> _EXERCISE INSTRUCTIONS_
Here are some records; quote them exactly, leaving out the pictures.

··········

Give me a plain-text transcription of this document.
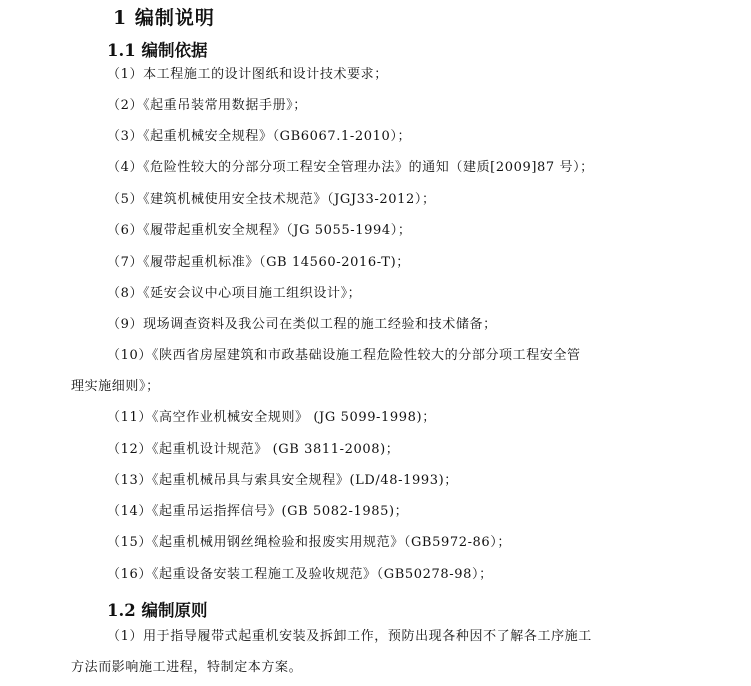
1 编制说明
1.1 编制依据
（1）本工程施工的设计图纸和设计技术要求；
（2）《起重吊装常用数据手册》；
（3）《起重机械安全规程》（GB6067.1-2010）；
（4）《危险性较大的分部分项工程安全管理办法》的通知（建质[2009]87 号）；
（5）《建筑机械使用安全技术规范》（JGJ33-2012）；
（6）《履带起重机安全规程》（JG 5055-1994）；
（7）《履带起重机标准》（GB 14560-2016-T)；
（8）《延安会议中心项目施工组织设计》；
（9）现场调查资料及我公司在类似工程的施工经验和技术储备；
（10）《陕西省房屋建筑和市政基础设施工程危险性较大的分部分项工程安全管
理实施细则》；
（11）《高空作业机械安全规则》 (JG 5099-1998)；
（12）《起重机设计规范》 (GB 3811-2008)；
（13）《起重机械吊具与索具安全规程》(LD/48-1993)；
（14）《起重吊运指挥信号》(GB 5082-1985)；
（15）《起重机械用钢丝绳检验和报废实用规范》（GB5972-86）；
（16）《起重设备安装工程施工及验收规范》（GB50278-98）；
1.2 编制原则
（1）用于指导履带式起重机安装及拆卸工作，预防出现各种因不了解各工序施工
方法而影响施工进程，特制定本方案。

··········

> _EXERCISE ANSWER_
Give me a plain-text transcription of this document.
1 编制说明
1.1 编制依据
（1）本工程施工的设计图纸和设计技术要求；
（2）《起重吊装常用数据手册》；
（3）《起重机械安全规程》（GB6067.1-2010）；
（4）《危险性较大的分部分项工程安全管理办法》的通知（建质[2009]87 号）；
（5）《建筑机械使用安全技术规范》（JGJ33-2012）；
（6）《履带起重机安全规程》（JG 5055-1994）；
（7）《履带起重机标准》（GB 14560-2016-T)；
（8）《延安会议中心项目施工组织设计》；
（9）现场调查资料及我公司在类似工程的施工经验和技术储备；
（10）《陕西省房屋建筑和市政基础设施工程危险性较大的分部分项工程安全管
理实施细则》；
（11）《高空作业机械安全规则》 (JG 5099-1998)；
（12）《起重机设计规范》 (GB 3811-2008)；
（13）《起重机械吊具与索具安全规程》(LD/48-1993)；
（14）《起重吊运指挥信号》(GB 5082-1985)；
（15）《起重机械用钢丝绳检验和报废实用规范》（GB5972-86）；
（16）《起重设备安装工程施工及验收规范》（GB50278-98）；
1.2 编制原则
（1）用于指导履带式起重机安装及拆卸工作，预防出现各种因不了解各工序施工
方法而影响施工进程，特制定本方案。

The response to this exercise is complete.